* begin Exercise materials *
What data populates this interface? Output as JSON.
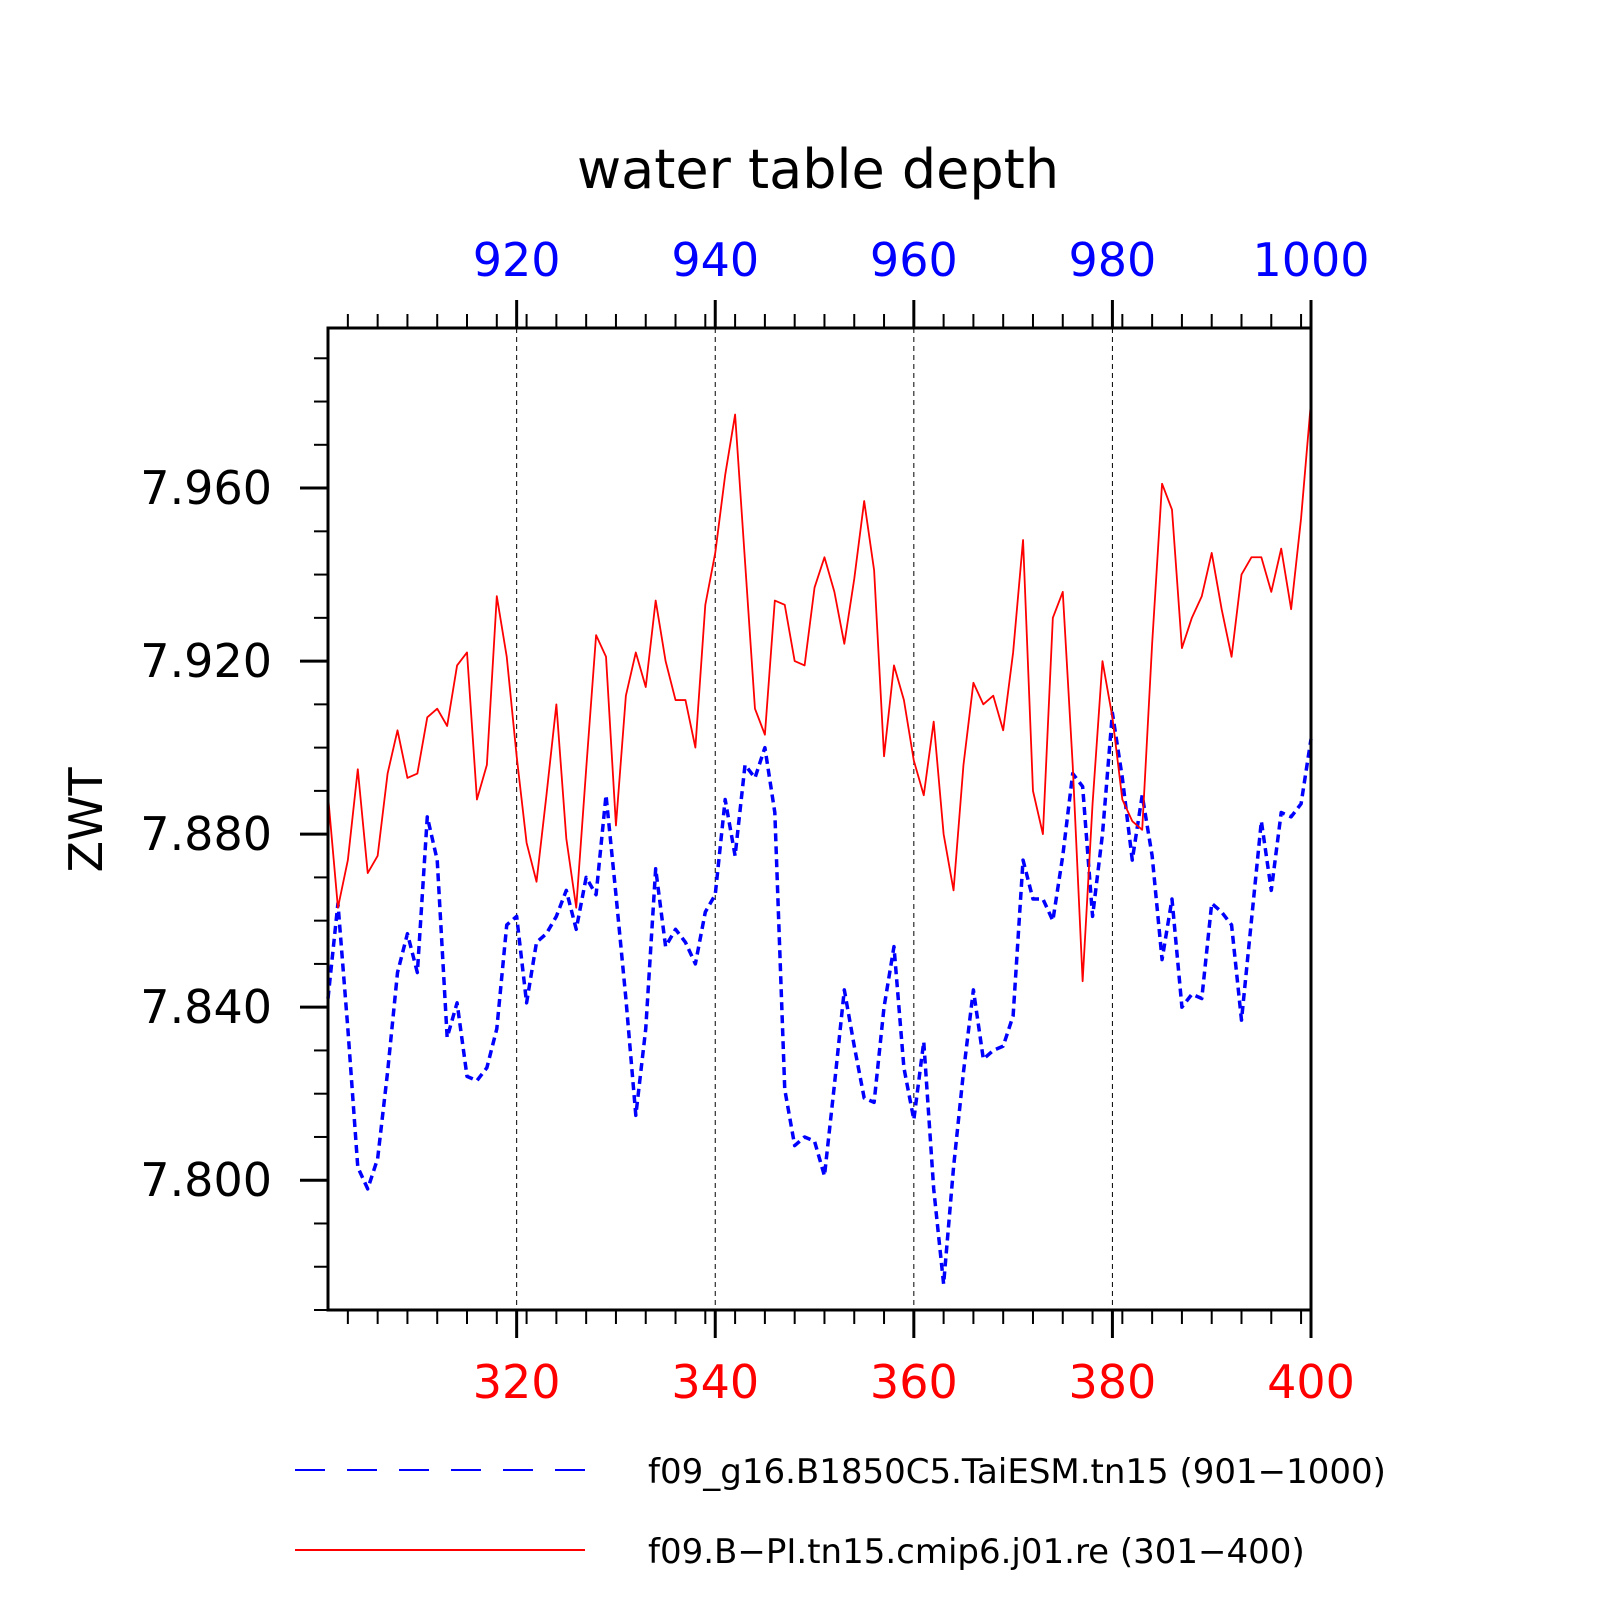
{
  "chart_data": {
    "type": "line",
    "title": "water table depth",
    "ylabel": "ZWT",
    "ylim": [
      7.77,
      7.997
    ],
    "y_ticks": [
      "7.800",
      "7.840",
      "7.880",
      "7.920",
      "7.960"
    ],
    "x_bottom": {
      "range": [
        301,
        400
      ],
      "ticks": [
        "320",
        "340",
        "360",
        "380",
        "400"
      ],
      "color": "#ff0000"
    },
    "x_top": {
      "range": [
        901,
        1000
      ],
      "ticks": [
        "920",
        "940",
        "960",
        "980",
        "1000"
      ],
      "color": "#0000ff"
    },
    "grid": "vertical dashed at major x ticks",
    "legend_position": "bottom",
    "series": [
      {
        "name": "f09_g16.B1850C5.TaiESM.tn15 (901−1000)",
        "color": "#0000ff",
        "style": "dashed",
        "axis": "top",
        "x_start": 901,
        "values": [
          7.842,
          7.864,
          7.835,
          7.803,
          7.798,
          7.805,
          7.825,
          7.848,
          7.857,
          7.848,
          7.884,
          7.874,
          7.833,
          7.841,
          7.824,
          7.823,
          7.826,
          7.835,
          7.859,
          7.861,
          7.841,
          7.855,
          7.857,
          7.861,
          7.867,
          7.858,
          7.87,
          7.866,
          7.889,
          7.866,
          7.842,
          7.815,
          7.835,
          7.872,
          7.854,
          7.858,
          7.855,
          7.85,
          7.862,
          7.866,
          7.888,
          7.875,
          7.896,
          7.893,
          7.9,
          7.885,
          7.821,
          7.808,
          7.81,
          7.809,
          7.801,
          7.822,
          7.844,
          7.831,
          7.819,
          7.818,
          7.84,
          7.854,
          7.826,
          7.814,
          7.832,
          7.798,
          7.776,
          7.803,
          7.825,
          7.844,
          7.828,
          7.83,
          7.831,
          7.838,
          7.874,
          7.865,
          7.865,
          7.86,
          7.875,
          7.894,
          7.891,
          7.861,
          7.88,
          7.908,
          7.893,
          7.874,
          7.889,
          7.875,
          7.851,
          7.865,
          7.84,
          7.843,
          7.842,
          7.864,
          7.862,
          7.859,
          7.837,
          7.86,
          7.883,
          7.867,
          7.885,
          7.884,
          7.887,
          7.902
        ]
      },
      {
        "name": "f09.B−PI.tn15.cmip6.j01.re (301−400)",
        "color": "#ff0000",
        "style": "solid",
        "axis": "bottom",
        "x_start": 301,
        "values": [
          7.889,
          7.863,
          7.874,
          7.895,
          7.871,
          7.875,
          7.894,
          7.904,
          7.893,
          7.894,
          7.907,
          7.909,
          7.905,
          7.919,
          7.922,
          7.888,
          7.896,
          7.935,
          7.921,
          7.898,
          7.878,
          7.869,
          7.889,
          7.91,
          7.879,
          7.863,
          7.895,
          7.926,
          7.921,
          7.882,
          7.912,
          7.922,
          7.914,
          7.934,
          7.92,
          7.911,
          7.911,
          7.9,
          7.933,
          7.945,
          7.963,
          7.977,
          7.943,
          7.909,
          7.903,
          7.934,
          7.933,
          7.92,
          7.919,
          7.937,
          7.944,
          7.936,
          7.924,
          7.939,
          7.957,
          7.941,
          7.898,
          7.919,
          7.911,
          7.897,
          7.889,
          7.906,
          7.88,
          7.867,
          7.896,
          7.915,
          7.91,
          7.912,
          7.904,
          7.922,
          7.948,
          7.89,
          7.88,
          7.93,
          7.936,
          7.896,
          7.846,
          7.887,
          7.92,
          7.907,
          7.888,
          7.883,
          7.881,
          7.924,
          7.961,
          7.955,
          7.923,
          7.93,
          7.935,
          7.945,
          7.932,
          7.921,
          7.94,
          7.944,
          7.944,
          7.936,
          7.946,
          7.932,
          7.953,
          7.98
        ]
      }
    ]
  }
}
* end Exercise materials *
* begin Exercise materials *
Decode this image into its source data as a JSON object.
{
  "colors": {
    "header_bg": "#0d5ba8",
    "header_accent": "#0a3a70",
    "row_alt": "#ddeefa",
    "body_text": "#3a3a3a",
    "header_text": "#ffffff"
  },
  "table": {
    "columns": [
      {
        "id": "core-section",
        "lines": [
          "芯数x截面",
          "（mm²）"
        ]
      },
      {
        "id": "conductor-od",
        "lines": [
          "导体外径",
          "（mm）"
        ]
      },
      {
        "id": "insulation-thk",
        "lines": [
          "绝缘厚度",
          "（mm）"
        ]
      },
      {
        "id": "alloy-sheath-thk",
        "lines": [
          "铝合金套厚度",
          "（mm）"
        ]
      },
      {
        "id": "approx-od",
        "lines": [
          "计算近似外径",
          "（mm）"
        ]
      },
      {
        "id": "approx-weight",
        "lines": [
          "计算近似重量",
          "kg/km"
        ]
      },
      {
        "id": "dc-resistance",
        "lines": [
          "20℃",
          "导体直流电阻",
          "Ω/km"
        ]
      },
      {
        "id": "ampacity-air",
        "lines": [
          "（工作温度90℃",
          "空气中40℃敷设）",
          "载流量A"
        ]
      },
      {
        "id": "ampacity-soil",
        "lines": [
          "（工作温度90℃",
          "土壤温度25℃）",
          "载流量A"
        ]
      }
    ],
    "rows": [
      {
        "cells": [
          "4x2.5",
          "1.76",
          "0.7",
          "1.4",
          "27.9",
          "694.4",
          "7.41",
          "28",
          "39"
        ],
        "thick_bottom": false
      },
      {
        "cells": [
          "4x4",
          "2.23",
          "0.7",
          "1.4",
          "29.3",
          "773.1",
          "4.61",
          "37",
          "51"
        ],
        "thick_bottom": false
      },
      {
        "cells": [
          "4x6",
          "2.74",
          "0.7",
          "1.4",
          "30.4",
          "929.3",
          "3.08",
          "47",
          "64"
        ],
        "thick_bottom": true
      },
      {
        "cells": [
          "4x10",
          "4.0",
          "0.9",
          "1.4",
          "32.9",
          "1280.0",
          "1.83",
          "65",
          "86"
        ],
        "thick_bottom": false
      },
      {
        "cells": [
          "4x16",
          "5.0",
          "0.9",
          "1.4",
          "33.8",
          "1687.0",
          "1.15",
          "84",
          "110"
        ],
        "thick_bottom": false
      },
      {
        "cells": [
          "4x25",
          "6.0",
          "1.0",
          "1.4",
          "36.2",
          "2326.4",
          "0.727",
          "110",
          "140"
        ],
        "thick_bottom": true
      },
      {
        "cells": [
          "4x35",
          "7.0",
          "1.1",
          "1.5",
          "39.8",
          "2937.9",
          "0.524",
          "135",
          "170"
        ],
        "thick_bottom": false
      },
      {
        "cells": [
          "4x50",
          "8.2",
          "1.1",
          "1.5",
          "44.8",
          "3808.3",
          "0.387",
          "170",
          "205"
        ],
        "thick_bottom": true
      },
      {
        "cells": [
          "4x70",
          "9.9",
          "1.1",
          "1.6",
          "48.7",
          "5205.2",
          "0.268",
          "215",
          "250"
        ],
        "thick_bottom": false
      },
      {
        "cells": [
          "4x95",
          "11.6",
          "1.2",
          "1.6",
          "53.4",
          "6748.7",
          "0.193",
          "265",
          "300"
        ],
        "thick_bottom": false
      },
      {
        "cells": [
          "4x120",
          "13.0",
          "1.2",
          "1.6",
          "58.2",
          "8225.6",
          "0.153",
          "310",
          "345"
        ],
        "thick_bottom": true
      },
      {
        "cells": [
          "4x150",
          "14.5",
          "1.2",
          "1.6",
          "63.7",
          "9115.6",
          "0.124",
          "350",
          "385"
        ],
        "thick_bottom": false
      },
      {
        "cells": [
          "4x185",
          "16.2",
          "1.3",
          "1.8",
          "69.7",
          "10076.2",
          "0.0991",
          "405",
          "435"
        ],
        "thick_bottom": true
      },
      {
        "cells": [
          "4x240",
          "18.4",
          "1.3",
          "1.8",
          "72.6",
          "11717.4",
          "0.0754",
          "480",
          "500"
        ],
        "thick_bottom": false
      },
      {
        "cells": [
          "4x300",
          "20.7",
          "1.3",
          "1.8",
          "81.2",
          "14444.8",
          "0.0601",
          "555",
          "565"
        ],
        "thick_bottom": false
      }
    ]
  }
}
* end Exercise materials *
* begin Exercise materials *
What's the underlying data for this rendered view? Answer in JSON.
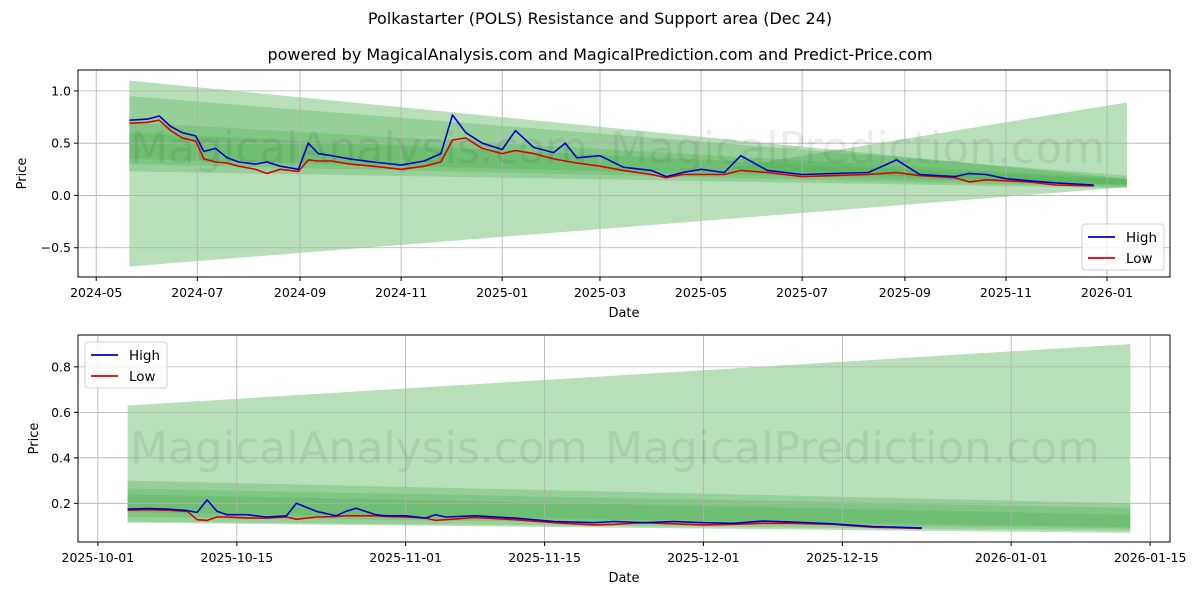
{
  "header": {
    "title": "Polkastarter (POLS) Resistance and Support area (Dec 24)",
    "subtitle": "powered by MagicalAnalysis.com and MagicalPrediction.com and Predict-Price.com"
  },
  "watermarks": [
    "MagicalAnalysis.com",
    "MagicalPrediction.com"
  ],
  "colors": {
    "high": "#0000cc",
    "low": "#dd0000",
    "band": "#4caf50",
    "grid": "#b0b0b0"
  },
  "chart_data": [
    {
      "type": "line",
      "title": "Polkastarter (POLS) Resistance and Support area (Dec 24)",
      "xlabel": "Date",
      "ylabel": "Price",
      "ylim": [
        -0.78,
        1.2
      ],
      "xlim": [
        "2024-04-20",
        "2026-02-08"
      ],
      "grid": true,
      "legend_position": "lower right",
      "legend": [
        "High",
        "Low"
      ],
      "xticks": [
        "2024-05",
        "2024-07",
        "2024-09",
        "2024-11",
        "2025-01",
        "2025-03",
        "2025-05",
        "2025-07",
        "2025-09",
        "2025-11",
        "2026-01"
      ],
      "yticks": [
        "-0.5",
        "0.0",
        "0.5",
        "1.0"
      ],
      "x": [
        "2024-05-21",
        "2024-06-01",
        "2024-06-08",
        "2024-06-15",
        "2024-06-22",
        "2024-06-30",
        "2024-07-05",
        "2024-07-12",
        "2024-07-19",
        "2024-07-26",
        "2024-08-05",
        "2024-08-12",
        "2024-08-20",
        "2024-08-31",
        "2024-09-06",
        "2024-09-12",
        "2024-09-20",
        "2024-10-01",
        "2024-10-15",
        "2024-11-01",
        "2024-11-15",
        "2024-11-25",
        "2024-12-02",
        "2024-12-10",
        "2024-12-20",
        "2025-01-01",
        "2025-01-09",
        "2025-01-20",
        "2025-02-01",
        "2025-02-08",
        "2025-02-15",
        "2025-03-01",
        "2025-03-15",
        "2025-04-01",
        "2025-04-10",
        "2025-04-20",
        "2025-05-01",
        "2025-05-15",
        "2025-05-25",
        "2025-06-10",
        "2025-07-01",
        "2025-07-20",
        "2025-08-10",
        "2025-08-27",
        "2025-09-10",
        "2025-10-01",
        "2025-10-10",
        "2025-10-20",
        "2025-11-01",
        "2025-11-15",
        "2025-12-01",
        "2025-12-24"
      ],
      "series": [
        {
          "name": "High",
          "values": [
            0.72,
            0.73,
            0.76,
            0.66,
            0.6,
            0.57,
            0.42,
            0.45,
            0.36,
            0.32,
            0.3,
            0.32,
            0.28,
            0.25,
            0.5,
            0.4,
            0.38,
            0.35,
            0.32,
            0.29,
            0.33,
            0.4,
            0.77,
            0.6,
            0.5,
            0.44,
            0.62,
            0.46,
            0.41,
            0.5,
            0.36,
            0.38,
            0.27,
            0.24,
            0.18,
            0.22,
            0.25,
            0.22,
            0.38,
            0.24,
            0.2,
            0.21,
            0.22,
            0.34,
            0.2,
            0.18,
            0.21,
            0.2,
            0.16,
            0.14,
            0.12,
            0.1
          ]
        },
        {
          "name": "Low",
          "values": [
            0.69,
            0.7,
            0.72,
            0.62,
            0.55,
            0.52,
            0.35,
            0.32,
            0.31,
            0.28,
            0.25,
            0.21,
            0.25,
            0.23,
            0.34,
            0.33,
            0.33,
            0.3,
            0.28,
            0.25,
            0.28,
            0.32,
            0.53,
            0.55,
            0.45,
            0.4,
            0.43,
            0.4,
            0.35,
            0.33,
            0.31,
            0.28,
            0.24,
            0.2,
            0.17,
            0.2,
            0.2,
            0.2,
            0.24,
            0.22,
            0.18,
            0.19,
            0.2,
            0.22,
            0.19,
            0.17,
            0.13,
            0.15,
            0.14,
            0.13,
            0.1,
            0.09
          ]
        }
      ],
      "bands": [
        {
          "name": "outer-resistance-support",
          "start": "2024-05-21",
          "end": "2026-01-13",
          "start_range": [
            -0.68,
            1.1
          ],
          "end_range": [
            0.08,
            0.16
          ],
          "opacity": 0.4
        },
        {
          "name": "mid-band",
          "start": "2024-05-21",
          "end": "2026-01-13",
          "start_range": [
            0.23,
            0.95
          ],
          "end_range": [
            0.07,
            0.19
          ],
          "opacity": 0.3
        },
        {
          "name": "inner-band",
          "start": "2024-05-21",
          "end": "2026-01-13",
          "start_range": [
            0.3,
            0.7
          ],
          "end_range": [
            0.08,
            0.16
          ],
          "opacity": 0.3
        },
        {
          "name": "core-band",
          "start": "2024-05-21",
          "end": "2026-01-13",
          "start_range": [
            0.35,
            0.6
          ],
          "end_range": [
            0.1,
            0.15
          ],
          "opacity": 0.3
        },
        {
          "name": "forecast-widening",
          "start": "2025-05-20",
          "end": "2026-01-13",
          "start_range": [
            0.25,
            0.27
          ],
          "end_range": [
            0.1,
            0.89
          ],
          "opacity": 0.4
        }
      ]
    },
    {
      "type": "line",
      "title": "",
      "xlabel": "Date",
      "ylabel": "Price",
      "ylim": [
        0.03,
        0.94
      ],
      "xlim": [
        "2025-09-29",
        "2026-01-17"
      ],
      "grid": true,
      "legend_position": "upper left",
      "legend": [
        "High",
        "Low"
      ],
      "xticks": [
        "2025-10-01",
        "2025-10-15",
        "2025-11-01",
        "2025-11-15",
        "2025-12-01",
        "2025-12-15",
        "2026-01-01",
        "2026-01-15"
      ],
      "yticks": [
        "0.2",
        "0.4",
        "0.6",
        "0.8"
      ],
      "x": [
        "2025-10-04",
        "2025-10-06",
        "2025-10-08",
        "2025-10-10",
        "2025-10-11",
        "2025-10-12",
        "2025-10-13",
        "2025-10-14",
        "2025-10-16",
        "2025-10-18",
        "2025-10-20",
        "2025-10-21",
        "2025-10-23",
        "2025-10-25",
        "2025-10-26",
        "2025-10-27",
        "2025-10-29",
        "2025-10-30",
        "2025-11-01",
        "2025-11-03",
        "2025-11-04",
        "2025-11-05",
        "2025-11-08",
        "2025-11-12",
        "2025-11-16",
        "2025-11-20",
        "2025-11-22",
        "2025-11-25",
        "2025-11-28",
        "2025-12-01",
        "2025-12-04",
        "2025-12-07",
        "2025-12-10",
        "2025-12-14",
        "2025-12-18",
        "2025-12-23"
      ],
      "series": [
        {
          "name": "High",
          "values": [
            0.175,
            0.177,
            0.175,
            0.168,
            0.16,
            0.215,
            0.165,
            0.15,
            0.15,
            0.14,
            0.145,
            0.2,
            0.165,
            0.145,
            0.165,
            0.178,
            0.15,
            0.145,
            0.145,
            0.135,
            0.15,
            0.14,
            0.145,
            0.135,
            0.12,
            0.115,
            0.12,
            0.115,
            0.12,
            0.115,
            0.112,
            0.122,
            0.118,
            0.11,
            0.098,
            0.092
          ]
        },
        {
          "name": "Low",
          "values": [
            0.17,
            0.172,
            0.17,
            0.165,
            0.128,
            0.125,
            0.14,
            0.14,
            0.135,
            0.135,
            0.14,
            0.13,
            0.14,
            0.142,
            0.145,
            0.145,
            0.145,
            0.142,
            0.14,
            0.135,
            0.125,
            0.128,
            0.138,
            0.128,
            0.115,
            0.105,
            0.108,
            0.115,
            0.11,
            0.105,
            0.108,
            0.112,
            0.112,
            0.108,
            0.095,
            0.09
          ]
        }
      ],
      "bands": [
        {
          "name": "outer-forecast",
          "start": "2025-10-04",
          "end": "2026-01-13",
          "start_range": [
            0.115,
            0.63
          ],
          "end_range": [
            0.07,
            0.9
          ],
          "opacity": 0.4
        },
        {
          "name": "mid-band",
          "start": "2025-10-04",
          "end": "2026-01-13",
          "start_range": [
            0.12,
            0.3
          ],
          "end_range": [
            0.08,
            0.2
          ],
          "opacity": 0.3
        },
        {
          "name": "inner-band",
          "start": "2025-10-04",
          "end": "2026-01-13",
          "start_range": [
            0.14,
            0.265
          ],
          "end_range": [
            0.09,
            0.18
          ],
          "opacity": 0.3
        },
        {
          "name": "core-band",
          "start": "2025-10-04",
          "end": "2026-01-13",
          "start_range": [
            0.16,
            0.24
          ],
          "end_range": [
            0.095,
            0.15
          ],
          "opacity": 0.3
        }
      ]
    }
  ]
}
* end Exercise materials *
▸ The exercise
Take every line containing the word "Polkastarter" and copy it.

▸ Written answer
    "title": "Polkastarter (POLS) Resistance and Support area (Dec 24)",
      "title": "Polkastarter (POLS) Resistance and Support area (Dec 24)",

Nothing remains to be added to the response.